WRITTEN EXERCISE
Pick out every line in the entries below that contains the string "TRIANGLE" and copy each one in full. Case counts.

==*==

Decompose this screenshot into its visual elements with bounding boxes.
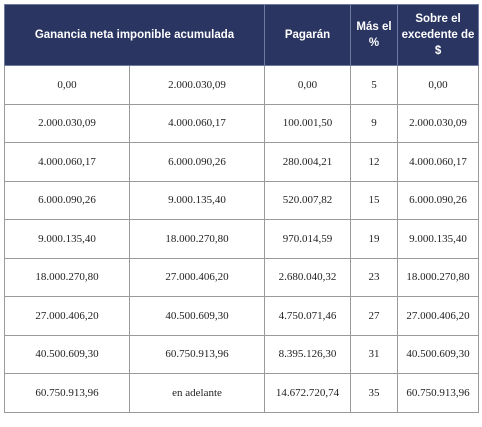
cell-excedente: 18.000.270,80 bbox=[397, 257, 480, 297]
cell-desde: 4.000.060,17 bbox=[4, 142, 130, 182]
cell-desde: 2.000.030,09 bbox=[4, 103, 130, 143]
cell-pagaran: 2.680.040,32 bbox=[264, 257, 352, 297]
table-row: 6.000.090,26 9.000.135,40 520.007,82 15 6.00… bbox=[4, 180, 480, 220]
tax-brackets-table: Ganancia neta imponible acumulada Pagará… bbox=[3, 4, 480, 413]
cell-pagaran: 14.672.720,74 bbox=[264, 373, 352, 413]
cell-desde: 18.000.270,80 bbox=[4, 257, 130, 297]
cell-desde: 60.750.913,96 bbox=[4, 373, 130, 413]
cell-desde: 40.500.609,30 bbox=[4, 334, 130, 374]
cell-excedente: 60.750.913,96 bbox=[397, 373, 480, 413]
cell-porcentaje: 23 bbox=[350, 257, 399, 297]
cell-porcentaje: 5 bbox=[350, 65, 399, 105]
table-row: 60.750.913,96 en adelante 14.672.720,74 35 6… bbox=[4, 373, 480, 413]
cell-excedente: 9.000.135,40 bbox=[397, 219, 480, 259]
cell-hasta: 6.000.090,26 bbox=[128, 142, 266, 182]
cell-porcentaje: 19 bbox=[350, 219, 399, 259]
cell-porcentaje: 31 bbox=[350, 334, 399, 374]
cell-porcentaje: 9 bbox=[350, 103, 399, 143]
header-ganancia: Ganancia neta imponible acumulada bbox=[3, 4, 266, 66]
table-row: 4.000.060,17 6.000.090,26 280.004,21 12 4.00… bbox=[4, 142, 480, 182]
cell-hasta: 40.500.609,30 bbox=[128, 296, 266, 336]
cell-hasta: en adelante bbox=[128, 373, 266, 413]
cell-porcentaje: 35 bbox=[350, 373, 399, 413]
cell-excedente: 27.000.406,20 bbox=[397, 296, 480, 336]
table-row: 40.500.609,30 60.750.913,96 8.395.126,30 31… bbox=[4, 334, 480, 374]
cell-desde: 9.000.135,40 bbox=[4, 219, 130, 259]
table-row: 0,00 2.000.030,09 0,00 5 0,00 bbox=[4, 65, 480, 105]
cell-pagaran: 100.001,50 bbox=[264, 103, 352, 143]
table-body: 0,00 2.000.030,09 0,00 5 0,00 2.000.030,09 4.0… bbox=[4, 65, 480, 413]
cell-pagaran: 8.395.126,30 bbox=[264, 334, 352, 374]
cell-porcentaje: 27 bbox=[350, 296, 399, 336]
cell-pagaran: 280.004,21 bbox=[264, 142, 352, 182]
cell-porcentaje: 15 bbox=[350, 180, 399, 220]
table-header-row: Ganancia neta imponible acumulada Pagará… bbox=[3, 4, 480, 66]
cell-excedente: 40.500.609,30 bbox=[397, 334, 480, 374]
cell-porcentaje: 12 bbox=[350, 142, 399, 182]
tax-table-container: Ganancia neta imponible acumulada Pagará… bbox=[3, 4, 480, 413]
table-row: 18.000.270,80 27.000.406,20 2.680.040,32 23… bbox=[4, 257, 480, 297]
cell-pagaran: 970.014,59 bbox=[264, 219, 352, 259]
cell-excedente: 4.000.060,17 bbox=[397, 142, 480, 182]
cell-pagaran: 0,00 bbox=[264, 65, 352, 105]
cell-hasta: 2.000.030,09 bbox=[128, 65, 266, 105]
cell-hasta: 4.000.060,17 bbox=[128, 103, 266, 143]
header-sobre-excedente: Sobre el excedente de $ bbox=[397, 4, 480, 66]
cell-pagaran: 520.007,82 bbox=[264, 180, 352, 220]
cell-hasta: 27.000.406,20 bbox=[128, 257, 266, 297]
cell-desde: 0,00 bbox=[4, 65, 130, 105]
cell-hasta: 60.750.913,96 bbox=[128, 334, 266, 374]
header-pagaran: Pagarán bbox=[264, 4, 352, 66]
cell-desde: 27.000.406,20 bbox=[4, 296, 130, 336]
cell-excedente: 0,00 bbox=[397, 65, 480, 105]
table-row: 27.000.406,20 40.500.609,30 4.750.071,46 27… bbox=[4, 296, 480, 336]
cell-pagaran: 4.750.071,46 bbox=[264, 296, 352, 336]
cell-hasta: 9.000.135,40 bbox=[128, 180, 266, 220]
cell-desde: 6.000.090,26 bbox=[4, 180, 130, 220]
header-mas-el-porcentaje: Más el % bbox=[350, 4, 399, 66]
cell-hasta: 18.000.270,80 bbox=[128, 219, 266, 259]
cell-excedente: 2.000.030,09 bbox=[397, 103, 480, 143]
cell-excedente: 6.000.090,26 bbox=[397, 180, 480, 220]
table-row: 2.000.030,09 4.000.060,17 100.001,50 9 2.000… bbox=[4, 103, 480, 143]
table-row: 9.000.135,40 18.000.270,80 970.014,59 19 9.0… bbox=[4, 219, 480, 259]
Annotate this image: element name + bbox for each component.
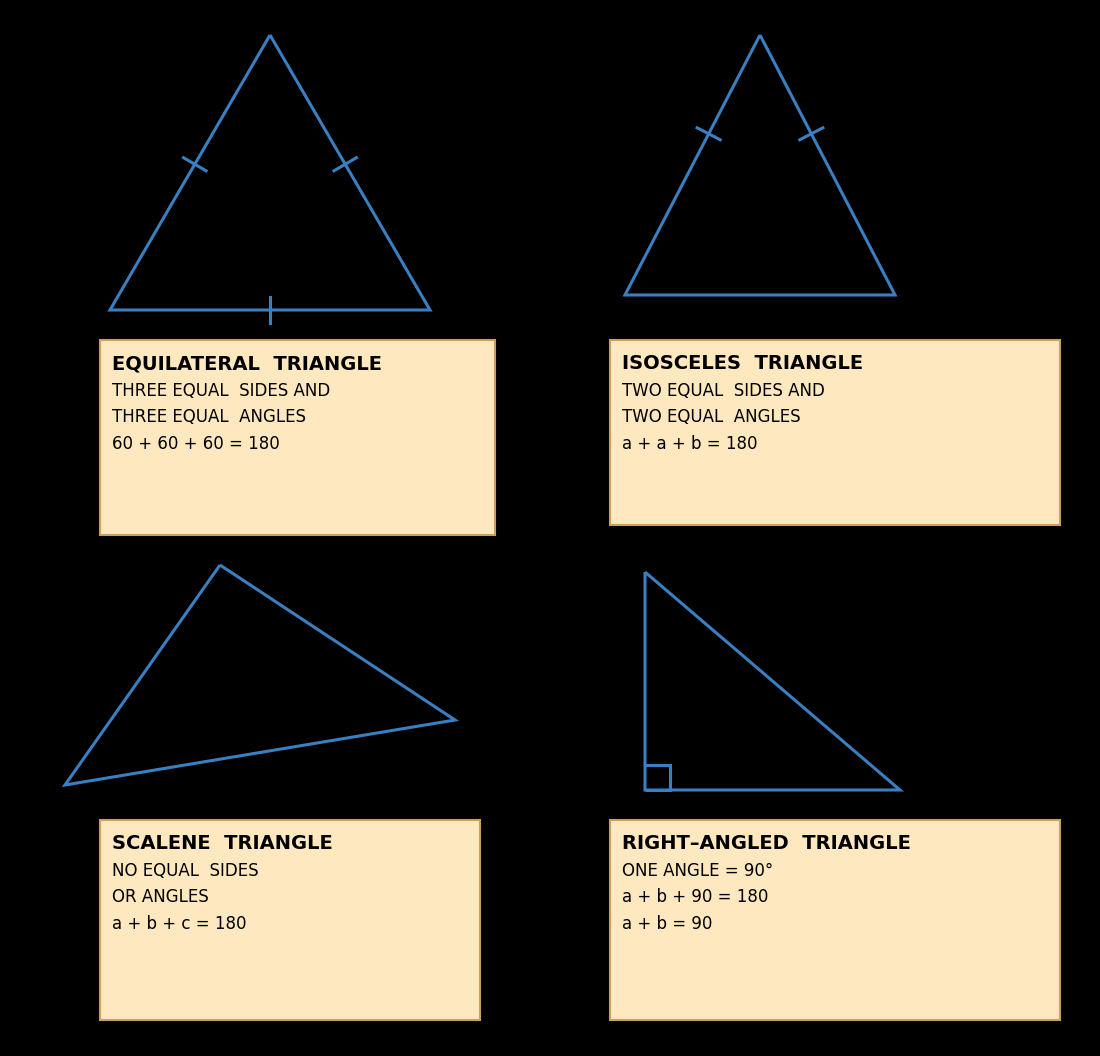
Text: EQUILATERAL  TRIANGLE: EQUILATERAL TRIANGLE: [112, 354, 382, 373]
Text: a + b = 90: a + b = 90: [621, 914, 713, 932]
FancyBboxPatch shape: [100, 821, 480, 1020]
Text: a + a + b = 180: a + a + b = 180: [621, 435, 758, 453]
Text: ONE ANGLE = 90°: ONE ANGLE = 90°: [621, 862, 773, 880]
FancyBboxPatch shape: [610, 821, 1060, 1020]
Text: a + b + c = 180: a + b + c = 180: [112, 914, 246, 932]
Text: TWO EQUAL  SIDES AND: TWO EQUAL SIDES AND: [621, 382, 825, 400]
Text: RIGHT–ANGLED  TRIANGLE: RIGHT–ANGLED TRIANGLE: [621, 834, 911, 853]
Text: NO EQUAL  SIDES: NO EQUAL SIDES: [112, 862, 258, 880]
Text: a + b + 90 = 180: a + b + 90 = 180: [621, 888, 769, 906]
FancyBboxPatch shape: [610, 340, 1060, 525]
FancyBboxPatch shape: [100, 340, 495, 535]
Text: ISOSCELES  TRIANGLE: ISOSCELES TRIANGLE: [621, 354, 864, 373]
Text: 60 + 60 + 60 = 180: 60 + 60 + 60 = 180: [112, 435, 279, 453]
Text: OR ANGLES: OR ANGLES: [112, 888, 209, 906]
Text: TWO EQUAL  ANGLES: TWO EQUAL ANGLES: [621, 409, 801, 427]
Text: THREE EQUAL  SIDES AND: THREE EQUAL SIDES AND: [112, 382, 330, 400]
Text: THREE EQUAL  ANGLES: THREE EQUAL ANGLES: [112, 409, 306, 427]
Text: SCALENE  TRIANGLE: SCALENE TRIANGLE: [112, 834, 332, 853]
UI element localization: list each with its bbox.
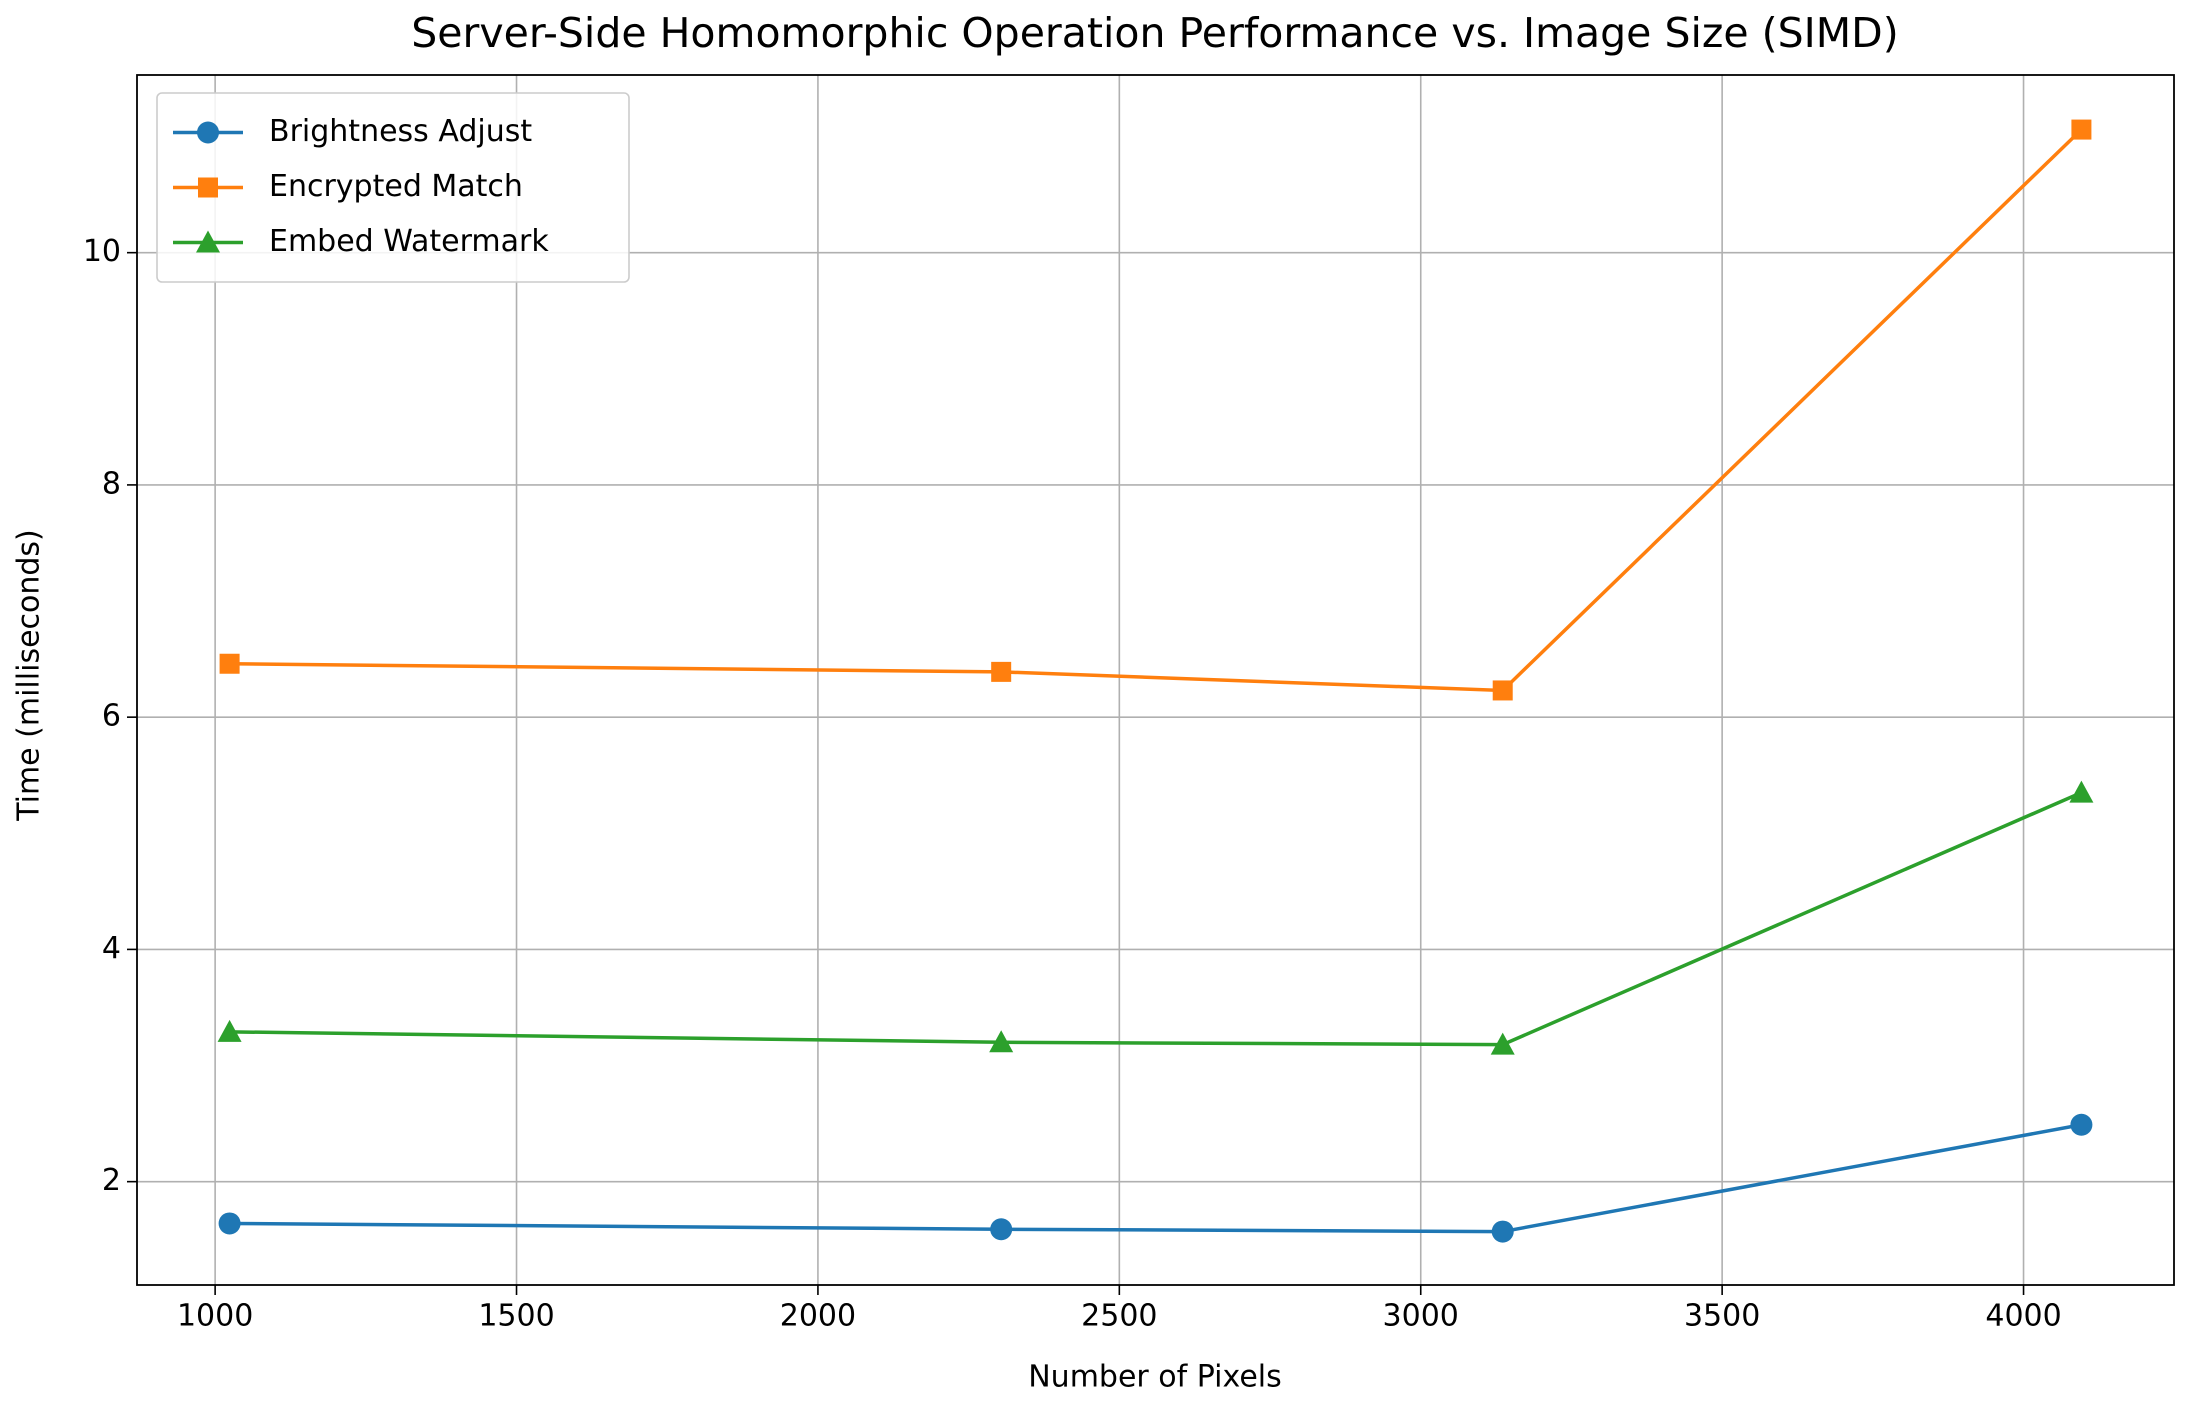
legend-marker	[198, 177, 218, 198]
y-tick-label: 4	[102, 931, 121, 966]
legend-marker	[197, 121, 219, 144]
legend-box	[156, 92, 630, 283]
marker	[218, 1212, 241, 1235]
plot-frame	[136, 74, 2175, 1286]
y-tick-label: 10	[83, 234, 121, 269]
marker	[1490, 1032, 1515, 1055]
series-line	[229, 128, 2083, 693]
series-line	[229, 1123, 2082, 1234]
x-tick-label: 1500	[478, 1299, 554, 1334]
y-axis-label: Time (milliseconds)	[12, 529, 47, 822]
x-tick-label: 2500	[1081, 1299, 1157, 1334]
legend-marker	[196, 230, 220, 253]
series-line	[229, 791, 2083, 1047]
x-tick-label: 4000	[1985, 1299, 2061, 1334]
x-tick-label: 2000	[780, 1299, 856, 1334]
marker	[2071, 119, 2092, 140]
chart-title: Server-Side Homomorphic Operation Perfor…	[411, 9, 1898, 57]
legend-label: Brightness Adjust	[269, 114, 532, 149]
legend-label: Encrypted Match	[269, 169, 523, 204]
x-tick-label: 1000	[177, 1299, 253, 1334]
marker	[990, 1218, 1013, 1241]
marker	[989, 1030, 1014, 1053]
marker	[217, 1019, 242, 1042]
legend-label: Embed Watermark	[269, 224, 549, 259]
marker	[991, 661, 1012, 682]
x-axis-label: Number of Pixels	[1028, 1360, 1282, 1395]
marker	[2069, 780, 2094, 803]
y-tick-label: 6	[102, 699, 121, 734]
y-tick-label: 8	[102, 466, 121, 501]
marker	[1492, 680, 1513, 701]
marker	[1491, 1220, 1514, 1243]
x-tick-label: 3500	[1684, 1299, 1760, 1334]
marker	[2070, 1113, 2093, 1136]
y-tick-label: 2	[102, 1163, 121, 1198]
x-tick-label: 3000	[1383, 1299, 1459, 1334]
marker	[219, 653, 240, 674]
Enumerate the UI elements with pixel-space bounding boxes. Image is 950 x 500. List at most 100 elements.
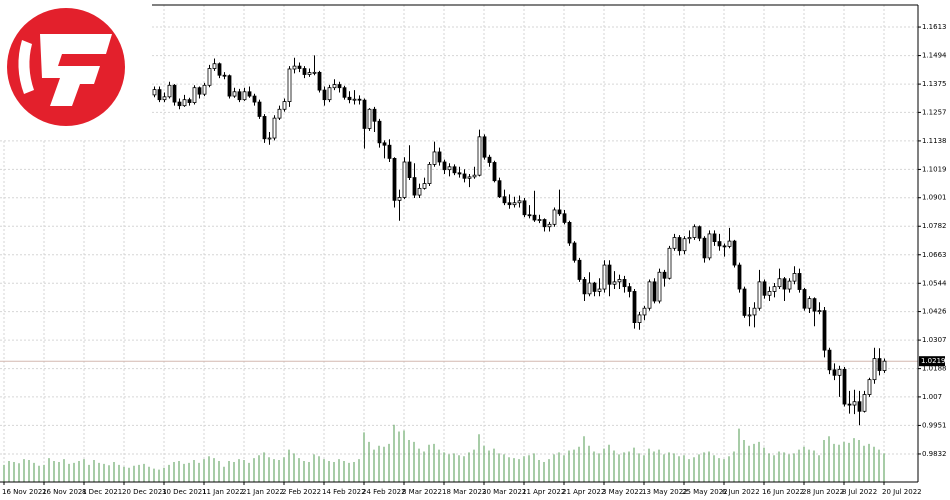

==*==

RESULT
Text: EQUILATERAL  TRIANGLE: EQUILATERAL TRIANGLE: [112, 354, 382, 373]
Text: RIGHT–ANGLED  TRIANGLE: RIGHT–ANGLED TRIANGLE: [621, 834, 911, 853]
Text: ISOSCELES  TRIANGLE: ISOSCELES TRIANGLE: [621, 354, 864, 373]
Text: SCALENE  TRIANGLE: SCALENE TRIANGLE: [112, 834, 332, 853]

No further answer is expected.